Write out the records again, exactly, leaving none out.

-*-

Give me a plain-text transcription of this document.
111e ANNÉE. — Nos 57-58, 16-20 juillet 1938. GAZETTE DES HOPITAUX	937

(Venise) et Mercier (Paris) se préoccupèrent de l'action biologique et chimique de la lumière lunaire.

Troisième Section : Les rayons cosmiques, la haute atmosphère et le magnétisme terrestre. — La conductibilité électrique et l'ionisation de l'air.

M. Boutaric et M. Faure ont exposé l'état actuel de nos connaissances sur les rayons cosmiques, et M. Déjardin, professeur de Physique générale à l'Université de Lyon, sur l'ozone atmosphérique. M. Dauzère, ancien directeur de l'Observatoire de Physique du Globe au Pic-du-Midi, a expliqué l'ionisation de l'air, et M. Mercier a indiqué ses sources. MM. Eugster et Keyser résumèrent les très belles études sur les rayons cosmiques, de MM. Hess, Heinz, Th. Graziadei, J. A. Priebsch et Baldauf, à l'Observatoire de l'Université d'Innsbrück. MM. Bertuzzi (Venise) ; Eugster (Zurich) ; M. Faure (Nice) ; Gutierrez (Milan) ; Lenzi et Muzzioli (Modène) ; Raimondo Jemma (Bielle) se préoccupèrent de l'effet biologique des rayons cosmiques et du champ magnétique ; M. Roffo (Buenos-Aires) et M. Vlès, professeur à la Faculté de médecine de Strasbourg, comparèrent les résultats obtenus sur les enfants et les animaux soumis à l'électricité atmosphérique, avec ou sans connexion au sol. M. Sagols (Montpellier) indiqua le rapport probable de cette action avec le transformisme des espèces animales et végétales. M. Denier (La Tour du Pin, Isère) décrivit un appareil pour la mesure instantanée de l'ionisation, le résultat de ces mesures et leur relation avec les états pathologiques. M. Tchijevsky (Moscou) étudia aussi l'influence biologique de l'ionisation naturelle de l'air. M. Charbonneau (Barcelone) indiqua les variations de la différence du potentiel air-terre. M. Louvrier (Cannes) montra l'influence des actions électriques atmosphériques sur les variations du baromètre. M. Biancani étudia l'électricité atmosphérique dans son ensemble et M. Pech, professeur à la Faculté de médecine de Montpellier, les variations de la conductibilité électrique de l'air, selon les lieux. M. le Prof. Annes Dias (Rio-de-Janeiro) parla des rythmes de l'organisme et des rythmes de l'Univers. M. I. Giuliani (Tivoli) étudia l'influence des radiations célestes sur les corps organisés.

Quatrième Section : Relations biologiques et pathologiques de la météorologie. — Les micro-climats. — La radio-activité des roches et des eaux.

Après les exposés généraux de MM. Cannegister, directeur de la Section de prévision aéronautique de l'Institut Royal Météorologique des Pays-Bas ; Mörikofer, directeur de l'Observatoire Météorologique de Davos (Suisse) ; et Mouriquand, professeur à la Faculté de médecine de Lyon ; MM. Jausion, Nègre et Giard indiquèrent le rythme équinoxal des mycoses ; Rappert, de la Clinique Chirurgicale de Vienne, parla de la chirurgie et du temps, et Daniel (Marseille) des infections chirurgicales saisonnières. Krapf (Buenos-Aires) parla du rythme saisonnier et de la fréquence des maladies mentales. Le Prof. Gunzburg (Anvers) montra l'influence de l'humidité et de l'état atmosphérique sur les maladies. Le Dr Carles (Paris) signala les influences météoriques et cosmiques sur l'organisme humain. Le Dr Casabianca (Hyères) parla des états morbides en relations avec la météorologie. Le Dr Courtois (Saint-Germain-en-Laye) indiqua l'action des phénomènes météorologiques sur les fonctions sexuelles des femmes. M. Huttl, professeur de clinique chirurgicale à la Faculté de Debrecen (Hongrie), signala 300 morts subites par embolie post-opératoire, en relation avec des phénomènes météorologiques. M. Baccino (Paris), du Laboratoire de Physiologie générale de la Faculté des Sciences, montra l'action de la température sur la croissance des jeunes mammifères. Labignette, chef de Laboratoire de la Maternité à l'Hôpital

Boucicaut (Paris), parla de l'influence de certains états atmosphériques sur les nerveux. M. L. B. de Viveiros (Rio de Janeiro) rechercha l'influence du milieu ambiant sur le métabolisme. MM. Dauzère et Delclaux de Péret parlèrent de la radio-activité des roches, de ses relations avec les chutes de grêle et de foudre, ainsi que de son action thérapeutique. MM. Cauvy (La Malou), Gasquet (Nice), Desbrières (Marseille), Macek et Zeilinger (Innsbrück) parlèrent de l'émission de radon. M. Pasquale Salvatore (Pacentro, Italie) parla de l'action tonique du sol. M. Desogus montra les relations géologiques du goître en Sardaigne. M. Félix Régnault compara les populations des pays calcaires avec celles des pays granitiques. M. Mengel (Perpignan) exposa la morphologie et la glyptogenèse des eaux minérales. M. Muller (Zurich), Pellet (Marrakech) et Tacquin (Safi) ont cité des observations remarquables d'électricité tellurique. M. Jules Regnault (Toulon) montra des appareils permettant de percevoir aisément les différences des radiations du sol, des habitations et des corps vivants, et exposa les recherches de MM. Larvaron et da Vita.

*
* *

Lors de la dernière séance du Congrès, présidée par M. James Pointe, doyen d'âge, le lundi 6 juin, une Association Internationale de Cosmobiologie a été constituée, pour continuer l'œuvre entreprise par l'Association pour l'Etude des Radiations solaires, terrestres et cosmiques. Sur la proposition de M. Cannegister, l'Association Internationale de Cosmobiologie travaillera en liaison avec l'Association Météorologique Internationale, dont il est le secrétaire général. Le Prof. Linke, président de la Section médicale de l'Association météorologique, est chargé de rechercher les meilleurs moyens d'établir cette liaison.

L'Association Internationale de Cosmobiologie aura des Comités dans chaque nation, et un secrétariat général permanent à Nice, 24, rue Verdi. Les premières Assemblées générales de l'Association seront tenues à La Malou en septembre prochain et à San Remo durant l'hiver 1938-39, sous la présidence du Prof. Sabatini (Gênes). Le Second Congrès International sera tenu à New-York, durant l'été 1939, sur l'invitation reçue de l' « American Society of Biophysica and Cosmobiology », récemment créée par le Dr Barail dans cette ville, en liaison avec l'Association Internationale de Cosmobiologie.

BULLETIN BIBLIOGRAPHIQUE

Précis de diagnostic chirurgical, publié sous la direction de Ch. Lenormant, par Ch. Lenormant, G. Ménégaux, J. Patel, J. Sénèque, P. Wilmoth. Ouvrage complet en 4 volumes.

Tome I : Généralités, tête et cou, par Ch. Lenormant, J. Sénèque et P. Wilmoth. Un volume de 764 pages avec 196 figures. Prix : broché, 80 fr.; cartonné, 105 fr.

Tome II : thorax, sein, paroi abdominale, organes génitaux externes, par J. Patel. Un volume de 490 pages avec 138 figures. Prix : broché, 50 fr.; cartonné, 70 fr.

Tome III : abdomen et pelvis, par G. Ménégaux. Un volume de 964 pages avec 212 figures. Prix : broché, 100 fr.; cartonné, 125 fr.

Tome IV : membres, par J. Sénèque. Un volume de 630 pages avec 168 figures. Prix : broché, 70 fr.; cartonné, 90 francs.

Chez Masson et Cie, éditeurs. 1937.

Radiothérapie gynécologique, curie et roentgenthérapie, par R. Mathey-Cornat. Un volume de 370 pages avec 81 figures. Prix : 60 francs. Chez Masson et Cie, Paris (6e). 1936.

-*-

Exercise response:
Give me a plain-text transcription of this document.
111e ANNÉE. — Nos 57-58, 16-20 juillet 1938. GAZETTE DES HOPITAUX	937

(Venise) et Mercier (Paris) se préoccupèrent de l'action biologique et chimique de la lumière lunaire.

Troisième Section : Les rayons cosmiques, la haute atmosphère et le magnétisme terrestre. — La conductibilité électrique et l'ionisation de l'air.

M. Boutaric et M. Faure ont exposé l'état actuel de nos connaissances sur les rayons cosmiques, et M. Déjardin, professeur de Physique générale à l'Université de Lyon, sur l'ozone atmosphérique. M. Dauzère, ancien directeur de l'Observatoire de Physique du Globe au Pic-du-Midi, a expliqué l'ionisation de l'air, et M. Mercier a indiqué ses sources. MM. Eugster et Keyser résumèrent les très belles études sur les rayons cosmiques, de MM. Hess, Heinz, Th. Graziadei, J. A. Priebsch et Baldauf, à l'Observatoire de l'Université d'Innsbrück. MM. Bertuzzi (Venise) ; Eugster (Zurich) ; M. Faure (Nice) ; Gutierrez (Milan) ; Lenzi et Muzzioli (Modène) ; Raimondo Jemma (Bielle) se préoccupèrent de l'effet biologique des rayons cosmiques et du champ magnétique ; M. Roffo (Buenos-Aires) et M. Vlès, professeur à la Faculté de médecine de Strasbourg, comparèrent les résultats obtenus sur les enfants et les animaux soumis à l'électricité atmosphérique, avec ou sans connexion au sol. M. Sagols (Montpellier) indiqua le rapport probable de cette action avec le transformisme des espèces animales et végétales. M. Denier (La Tour du Pin, Isère) décrivit un appareil pour la mesure instantanée de l'ionisation, le résultat de ces mesures et leur relation avec les états pathologiques. M. Tchijevsky (Moscou) étudia aussi l'influence biologique de l'ionisation naturelle de l'air. M. Charbonneau (Barcelone) indiqua les variations de la différence du potentiel air-terre. M. Louvrier (Cannes) montra l'influence des actions électriques atmosphériques sur les variations du baromètre. M. Biancani étudia l'électricité atmosphérique dans son ensemble et M. Pech, professeur à la Faculté de médecine de Montpellier, les variations de la conductibilité électrique de l'air, selon les lieux. M. le Prof. Annes Dias (Rio-de-Janeiro) parla des rythmes de l'organisme et des rythmes de l'Univers. M. I. Giuliani (Tivoli) étudia l'influence des radiations célestes sur les corps organisés.

Quatrième Section : Relations biologiques et pathologiques de la météorologie. — Les micro-climats. — La radio-activité des roches et des eaux.

Après les exposés généraux de MM. Cannegister, directeur de la Section de prévision aéronautique de l'Institut Royal Météorologique des Pays-Bas ; Mörikofer, directeur de l'Observatoire Météorologique de Davos (Suisse) ; et Mouriquand, professeur à la Faculté de médecine de Lyon ; MM. Jausion, Nègre et Giard indiquèrent le rythme équinoxal des mycoses ; Rappert, de la Clinique Chirurgicale de Vienne, parla de la chirurgie et du temps, et Daniel (Marseille) des infections chirurgicales saisonnières. Krapf (Buenos-Aires) parla du rythme saisonnier et de la fréquence des maladies mentales. Le Prof. Gunzburg (Anvers) montra l'influence de l'humidité et de l'état atmosphérique sur les maladies. Le Dr Carles (Paris) signala les influences météoriques et cosmiques sur l'organisme humain. Le Dr Casabianca (Hyères) parla des états morbides en relations avec la météorologie. Le Dr Courtois (Saint-Germain-en-Laye) indiqua l'action des phénomènes météorologiques sur les fonctions sexuelles des femmes. M. Huttl, professeur de clinique chirurgicale à la Faculté de Debrecen (Hongrie), signala 300 morts subites par embolie post-opératoire, en relation avec des phénomènes météorologiques. M. Baccino (Paris), du Laboratoire de Physiologie générale de la Faculté des Sciences, montra l'action de la température sur la croissance des jeunes mammifères. Labignette, chef de Laboratoire de la Maternité à l'Hôpital

Boucicaut (Paris), parla de l'influence de certains états atmosphériques sur les nerveux. M. L. B. de Viveiros (Rio de Janeiro) rechercha l'influence du milieu ambiant sur le métabolisme. MM. Dauzère et Delclaux de Péret parlèrent de la radio-activité des roches, de ses relations avec les chutes de grêle et de foudre, ainsi que de son action thérapeutique. MM. Cauvy (La Malou), Gasquet (Nice), Desbrières (Marseille), Macek et Zeilinger (Innsbrück) parlèrent de l'émission de radon. M. Pasquale Salvatore (Pacentro, Italie) parla de l'action tonique du sol. M. Desogus montra les relations géologiques du goître en Sardaigne. M. Félix Régnault compara les populations des pays calcaires avec celles des pays granitiques. M. Mengel (Perpignan) exposa la morphologie et la glyptogenèse des eaux minérales. M. Muller (Zurich), Pellet (Marrakech) et Tacquin (Safi) ont cité des observations remarquables d'électricité tellurique. M. Jules Regnault (Toulon) montra des appareils permettant de percevoir aisément les différences des radiations du sol, des habitations et des corps vivants, et exposa les recherches de MM. Larvaron et da Vita.

*
* *

Lors de la dernière séance du Congrès, présidée par M. James Pointe, doyen d'âge, le lundi 6 juin, une Association Internationale de Cosmobiologie a été constituée, pour continuer l'œuvre entreprise par l'Association pour l'Etude des Radiations solaires, terrestres et cosmiques. Sur la proposition de M. Cannegister, l'Association Internationale de Cosmobiologie travaillera en liaison avec l'Association Météorologique Internationale, dont il est le secrétaire général. Le Prof. Linke, président de la Section médicale de l'Association météorologique, est chargé de rechercher les meilleurs moyens d'établir cette liaison.

L'Association Internationale de Cosmobiologie aura des Comités dans chaque nation, et un secrétariat général permanent à Nice, 24, rue Verdi. Les premières Assemblées générales de l'Association seront tenues à La Malou en septembre prochain et à San Remo durant l'hiver 1938-39, sous la présidence du Prof. Sabatini (Gênes). Le Second Congrès International sera tenu à New-York, durant l'été 1939, sur l'invitation reçue de l' « American Society of Biophysica and Cosmobiology », récemment créée par le Dr Barail dans cette ville, en liaison avec l'Association Internationale de Cosmobiologie.

BULLETIN BIBLIOGRAPHIQUE

Précis de diagnostic chirurgical, publié sous la direction de Ch. Lenormant, par Ch. Lenormant, G. Ménégaux, J. Patel, J. Sénèque, P. Wilmoth. Ouvrage complet en 4 volumes.

Tome I : Généralités, tête et cou, par Ch. Lenormant, J. Sénèque et P. Wilmoth. Un volume de 764 pages avec 196 figures. Prix : broché, 80 fr.; cartonné, 105 fr.

Tome II : thorax, sein, paroi abdominale, organes génitaux externes, par J. Patel. Un volume de 490 pages avec 138 figures. Prix : broché, 50 fr.; cartonné, 70 fr.

Tome III : abdomen et pelvis, par G. Ménégaux. Un volume de 964 pages avec 212 figures. Prix : broché, 100 fr.; cartonné, 125 fr.

Tome IV : membres, par J. Sénèque. Un volume de 630 pages avec 168 figures. Prix : broché, 70 fr.; cartonné, 90 francs.

Chez Masson et Cie, éditeurs. 1937.

Radiothérapie gynécologique, curie et roentgenthérapie, par R. Mathey-Cornat. Un volume de 370 pages avec 81 figures. Prix : 60 francs. Chez Masson et Cie, Paris (6e). 1936.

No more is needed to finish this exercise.